— BEGIN Available records —
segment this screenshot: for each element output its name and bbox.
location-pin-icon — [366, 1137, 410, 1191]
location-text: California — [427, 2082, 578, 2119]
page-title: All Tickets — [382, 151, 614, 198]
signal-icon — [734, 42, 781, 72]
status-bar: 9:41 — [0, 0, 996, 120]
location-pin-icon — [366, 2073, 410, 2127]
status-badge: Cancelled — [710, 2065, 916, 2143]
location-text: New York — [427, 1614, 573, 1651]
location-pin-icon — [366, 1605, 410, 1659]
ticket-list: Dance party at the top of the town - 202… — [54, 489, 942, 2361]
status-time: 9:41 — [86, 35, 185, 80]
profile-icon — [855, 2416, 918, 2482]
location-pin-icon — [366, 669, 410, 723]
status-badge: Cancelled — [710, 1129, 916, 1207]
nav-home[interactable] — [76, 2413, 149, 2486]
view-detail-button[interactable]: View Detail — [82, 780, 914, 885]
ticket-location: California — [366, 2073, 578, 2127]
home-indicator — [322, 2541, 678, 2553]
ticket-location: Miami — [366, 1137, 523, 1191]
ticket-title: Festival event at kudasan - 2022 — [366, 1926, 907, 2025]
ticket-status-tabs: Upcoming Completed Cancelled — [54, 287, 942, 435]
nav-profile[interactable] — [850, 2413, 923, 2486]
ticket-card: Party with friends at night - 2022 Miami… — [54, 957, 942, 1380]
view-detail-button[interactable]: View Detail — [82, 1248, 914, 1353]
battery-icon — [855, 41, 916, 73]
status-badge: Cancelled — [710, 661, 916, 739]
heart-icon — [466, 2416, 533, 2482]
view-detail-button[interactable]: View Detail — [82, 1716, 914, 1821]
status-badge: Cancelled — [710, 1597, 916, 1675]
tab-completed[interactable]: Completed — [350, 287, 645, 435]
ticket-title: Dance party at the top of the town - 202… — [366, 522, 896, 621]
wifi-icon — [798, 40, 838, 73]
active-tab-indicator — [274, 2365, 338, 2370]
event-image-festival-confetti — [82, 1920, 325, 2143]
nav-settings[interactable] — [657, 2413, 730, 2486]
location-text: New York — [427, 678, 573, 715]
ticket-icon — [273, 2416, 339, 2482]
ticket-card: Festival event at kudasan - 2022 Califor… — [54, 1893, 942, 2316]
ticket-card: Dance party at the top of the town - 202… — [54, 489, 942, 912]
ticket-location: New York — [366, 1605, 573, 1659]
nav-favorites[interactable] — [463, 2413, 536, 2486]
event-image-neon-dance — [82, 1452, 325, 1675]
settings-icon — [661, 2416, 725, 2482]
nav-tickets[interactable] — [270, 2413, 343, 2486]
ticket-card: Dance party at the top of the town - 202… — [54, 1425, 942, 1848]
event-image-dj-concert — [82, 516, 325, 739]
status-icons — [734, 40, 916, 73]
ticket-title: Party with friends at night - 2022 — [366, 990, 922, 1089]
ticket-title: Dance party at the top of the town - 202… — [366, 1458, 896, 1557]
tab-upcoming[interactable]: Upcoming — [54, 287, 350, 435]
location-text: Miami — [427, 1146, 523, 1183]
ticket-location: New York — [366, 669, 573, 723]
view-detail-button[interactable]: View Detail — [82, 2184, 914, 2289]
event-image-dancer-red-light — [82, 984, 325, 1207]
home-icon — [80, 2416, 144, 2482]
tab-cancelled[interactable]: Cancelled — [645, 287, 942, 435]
— END Available records —
Present the lines as a Markdown table with the columns "No." and "Entry", starting at the first line and stopping after the line that contains "ticket-card: Party with". Leave out any blank lines.

| No. | Entry |
|---|---|
| 1 | segment this screenshot: for each element output its name and bbox. |
| 2 | location-pin-icon — [366, 1137, 410, 1191] |
| 3 | location-text: California — [427, 2082, 578, 2119] |
| 4 | page-title: All Tickets — [382, 151, 614, 198] |
| 5 | signal-icon — [734, 42, 781, 72] |
| 6 | status-bar: 9:41 — [0, 0, 996, 120] |
| 7 | location-pin-icon — [366, 2073, 410, 2127] |
| 8 | status-badge: Cancelled — [710, 2065, 916, 2143] |
| 9 | location-text: New York — [427, 1614, 573, 1651] |
| 10 | location-pin-icon — [366, 1605, 410, 1659] |
| 11 | ticket-list: Dance party at the top of the town - 202… — [54, 489, 942, 2361] |
| 12 | status-time: 9:41 — [86, 35, 185, 80] |
| 13 | profile-icon — [855, 2416, 918, 2482] |
| 14 | location-pin-icon — [366, 669, 410, 723] |
| 15 | status-badge: Cancelled — [710, 1129, 916, 1207] |
| 16 | nav-home[interactable] — [76, 2413, 149, 2486] |
| 17 | view-detail-button[interactable]: View Detail — [82, 780, 914, 885] |
| 18 | ticket-location: California — [366, 2073, 578, 2127] |
| 19 | home-indicator — [322, 2541, 678, 2553] |
| 20 | ticket-location: Miami — [366, 1137, 523, 1191] |
| 21 | ticket-title: Festival event at kudasan - 2022 — [366, 1926, 907, 2025] |
| 22 | ticket-status-tabs: Upcoming Completed Cancelled — [54, 287, 942, 435] |
| 23 | nav-profile[interactable] — [850, 2413, 923, 2486] |
| 24 | ticket-card: Party with friends at night - 2022 Miami… — [54, 957, 942, 1380] |